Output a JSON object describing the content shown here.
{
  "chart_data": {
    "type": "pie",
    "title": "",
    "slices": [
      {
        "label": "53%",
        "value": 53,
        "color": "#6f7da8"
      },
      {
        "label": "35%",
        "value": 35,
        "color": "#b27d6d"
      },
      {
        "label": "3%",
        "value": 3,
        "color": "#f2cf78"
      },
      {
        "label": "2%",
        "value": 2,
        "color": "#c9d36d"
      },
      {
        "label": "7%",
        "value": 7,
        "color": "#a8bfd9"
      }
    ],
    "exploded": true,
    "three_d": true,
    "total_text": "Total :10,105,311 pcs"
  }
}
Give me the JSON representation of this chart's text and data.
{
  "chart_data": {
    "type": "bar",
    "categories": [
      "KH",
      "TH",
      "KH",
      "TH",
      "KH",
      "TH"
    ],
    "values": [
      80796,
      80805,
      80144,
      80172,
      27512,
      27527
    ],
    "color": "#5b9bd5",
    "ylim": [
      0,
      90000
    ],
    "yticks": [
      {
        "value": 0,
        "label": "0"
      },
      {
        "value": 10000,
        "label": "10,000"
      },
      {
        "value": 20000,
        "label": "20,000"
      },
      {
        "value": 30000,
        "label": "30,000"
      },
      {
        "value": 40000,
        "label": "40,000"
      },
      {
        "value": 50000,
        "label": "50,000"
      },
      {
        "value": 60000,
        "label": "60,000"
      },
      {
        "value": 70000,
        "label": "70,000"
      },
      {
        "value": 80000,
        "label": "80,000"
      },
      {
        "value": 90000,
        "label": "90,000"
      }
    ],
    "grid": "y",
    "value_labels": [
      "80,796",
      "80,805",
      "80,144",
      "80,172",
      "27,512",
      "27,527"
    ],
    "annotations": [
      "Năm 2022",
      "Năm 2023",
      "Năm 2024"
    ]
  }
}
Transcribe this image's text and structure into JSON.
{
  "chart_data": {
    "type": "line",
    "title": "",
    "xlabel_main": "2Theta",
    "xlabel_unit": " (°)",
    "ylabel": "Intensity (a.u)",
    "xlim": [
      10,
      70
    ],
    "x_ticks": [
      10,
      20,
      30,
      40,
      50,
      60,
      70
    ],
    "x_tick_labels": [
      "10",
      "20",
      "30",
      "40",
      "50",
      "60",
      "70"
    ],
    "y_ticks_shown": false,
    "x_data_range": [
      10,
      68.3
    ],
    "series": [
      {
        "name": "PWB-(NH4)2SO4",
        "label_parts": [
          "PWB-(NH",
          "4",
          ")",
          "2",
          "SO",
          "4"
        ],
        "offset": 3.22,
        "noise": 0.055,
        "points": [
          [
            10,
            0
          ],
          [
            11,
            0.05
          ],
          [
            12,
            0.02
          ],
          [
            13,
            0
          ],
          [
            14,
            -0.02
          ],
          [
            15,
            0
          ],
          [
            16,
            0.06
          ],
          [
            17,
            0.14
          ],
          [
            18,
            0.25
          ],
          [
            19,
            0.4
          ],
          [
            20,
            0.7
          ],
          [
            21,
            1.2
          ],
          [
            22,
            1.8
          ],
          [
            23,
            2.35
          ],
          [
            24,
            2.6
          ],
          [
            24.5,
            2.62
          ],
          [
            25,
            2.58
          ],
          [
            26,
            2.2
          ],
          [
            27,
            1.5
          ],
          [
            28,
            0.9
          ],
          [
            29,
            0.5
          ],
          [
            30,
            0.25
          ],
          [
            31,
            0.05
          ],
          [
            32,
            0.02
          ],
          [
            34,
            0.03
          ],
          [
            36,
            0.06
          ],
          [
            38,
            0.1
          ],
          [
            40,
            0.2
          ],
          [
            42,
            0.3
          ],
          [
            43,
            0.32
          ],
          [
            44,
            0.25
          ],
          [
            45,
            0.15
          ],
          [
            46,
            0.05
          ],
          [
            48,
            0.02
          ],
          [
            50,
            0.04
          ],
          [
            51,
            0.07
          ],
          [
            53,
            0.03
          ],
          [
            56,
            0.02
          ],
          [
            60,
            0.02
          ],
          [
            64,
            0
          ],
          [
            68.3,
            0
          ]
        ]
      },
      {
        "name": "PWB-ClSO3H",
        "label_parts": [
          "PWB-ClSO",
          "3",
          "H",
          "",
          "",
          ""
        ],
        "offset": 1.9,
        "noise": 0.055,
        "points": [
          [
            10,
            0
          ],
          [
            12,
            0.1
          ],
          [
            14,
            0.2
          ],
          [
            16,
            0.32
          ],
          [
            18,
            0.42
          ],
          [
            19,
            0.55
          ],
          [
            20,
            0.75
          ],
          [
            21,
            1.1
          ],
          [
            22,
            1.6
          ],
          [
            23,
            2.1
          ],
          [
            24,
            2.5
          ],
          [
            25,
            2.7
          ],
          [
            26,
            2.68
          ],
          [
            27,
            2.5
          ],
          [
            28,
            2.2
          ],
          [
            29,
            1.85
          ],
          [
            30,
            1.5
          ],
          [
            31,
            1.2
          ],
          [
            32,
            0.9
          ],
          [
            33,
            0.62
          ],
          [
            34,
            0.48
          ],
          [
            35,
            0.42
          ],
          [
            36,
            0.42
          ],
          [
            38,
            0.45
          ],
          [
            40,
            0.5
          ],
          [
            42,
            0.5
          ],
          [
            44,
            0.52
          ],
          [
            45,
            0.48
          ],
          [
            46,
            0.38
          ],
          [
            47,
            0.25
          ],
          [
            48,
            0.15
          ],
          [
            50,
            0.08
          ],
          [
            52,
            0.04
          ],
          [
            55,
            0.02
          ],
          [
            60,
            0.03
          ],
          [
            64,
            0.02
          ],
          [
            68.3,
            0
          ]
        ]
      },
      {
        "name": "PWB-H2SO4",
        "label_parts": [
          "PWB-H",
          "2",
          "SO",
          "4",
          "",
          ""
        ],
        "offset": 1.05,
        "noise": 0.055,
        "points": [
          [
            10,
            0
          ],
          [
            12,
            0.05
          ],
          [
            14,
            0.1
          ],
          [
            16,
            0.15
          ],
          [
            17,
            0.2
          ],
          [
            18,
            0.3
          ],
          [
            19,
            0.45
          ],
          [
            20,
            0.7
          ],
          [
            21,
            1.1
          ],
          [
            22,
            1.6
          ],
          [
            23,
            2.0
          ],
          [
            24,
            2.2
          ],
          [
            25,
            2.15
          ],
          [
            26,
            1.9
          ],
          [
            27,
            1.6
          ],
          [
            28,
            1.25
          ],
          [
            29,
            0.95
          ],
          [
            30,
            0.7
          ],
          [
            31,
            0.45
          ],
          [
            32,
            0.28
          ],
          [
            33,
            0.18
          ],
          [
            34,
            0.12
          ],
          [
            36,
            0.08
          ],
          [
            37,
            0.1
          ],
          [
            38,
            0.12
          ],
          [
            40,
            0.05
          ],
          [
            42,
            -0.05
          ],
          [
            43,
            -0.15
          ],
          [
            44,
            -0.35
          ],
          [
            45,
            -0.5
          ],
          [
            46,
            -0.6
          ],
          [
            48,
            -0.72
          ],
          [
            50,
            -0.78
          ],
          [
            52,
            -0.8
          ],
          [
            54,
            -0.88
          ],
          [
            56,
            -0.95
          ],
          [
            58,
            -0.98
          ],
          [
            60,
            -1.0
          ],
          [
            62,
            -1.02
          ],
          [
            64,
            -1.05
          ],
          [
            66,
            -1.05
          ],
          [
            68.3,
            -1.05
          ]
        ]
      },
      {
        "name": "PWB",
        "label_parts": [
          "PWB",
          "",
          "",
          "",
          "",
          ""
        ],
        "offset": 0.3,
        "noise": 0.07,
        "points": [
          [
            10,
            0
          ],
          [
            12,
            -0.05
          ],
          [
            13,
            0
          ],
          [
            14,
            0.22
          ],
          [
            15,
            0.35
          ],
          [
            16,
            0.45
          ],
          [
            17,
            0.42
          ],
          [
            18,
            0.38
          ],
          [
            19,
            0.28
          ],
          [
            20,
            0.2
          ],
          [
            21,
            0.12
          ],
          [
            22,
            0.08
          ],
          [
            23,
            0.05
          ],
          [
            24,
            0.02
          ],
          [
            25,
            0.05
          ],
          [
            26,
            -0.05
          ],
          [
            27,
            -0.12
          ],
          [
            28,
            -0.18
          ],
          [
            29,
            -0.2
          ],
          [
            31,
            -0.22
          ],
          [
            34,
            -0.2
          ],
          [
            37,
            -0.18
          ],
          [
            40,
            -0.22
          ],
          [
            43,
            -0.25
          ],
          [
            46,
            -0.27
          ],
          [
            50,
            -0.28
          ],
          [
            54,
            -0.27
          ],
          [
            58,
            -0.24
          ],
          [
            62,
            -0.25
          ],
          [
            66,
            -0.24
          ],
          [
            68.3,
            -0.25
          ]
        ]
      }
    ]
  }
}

--------------------

Find every line in the records above that holds the word "color", and copy each one.

        "color": "#6f7da8"
        "color": "#b27d6d"
        "color": "#f2cf78"
        "color": "#c9d36d"
        "color": "#a8bfd9"
    "color": "#5b9bd5",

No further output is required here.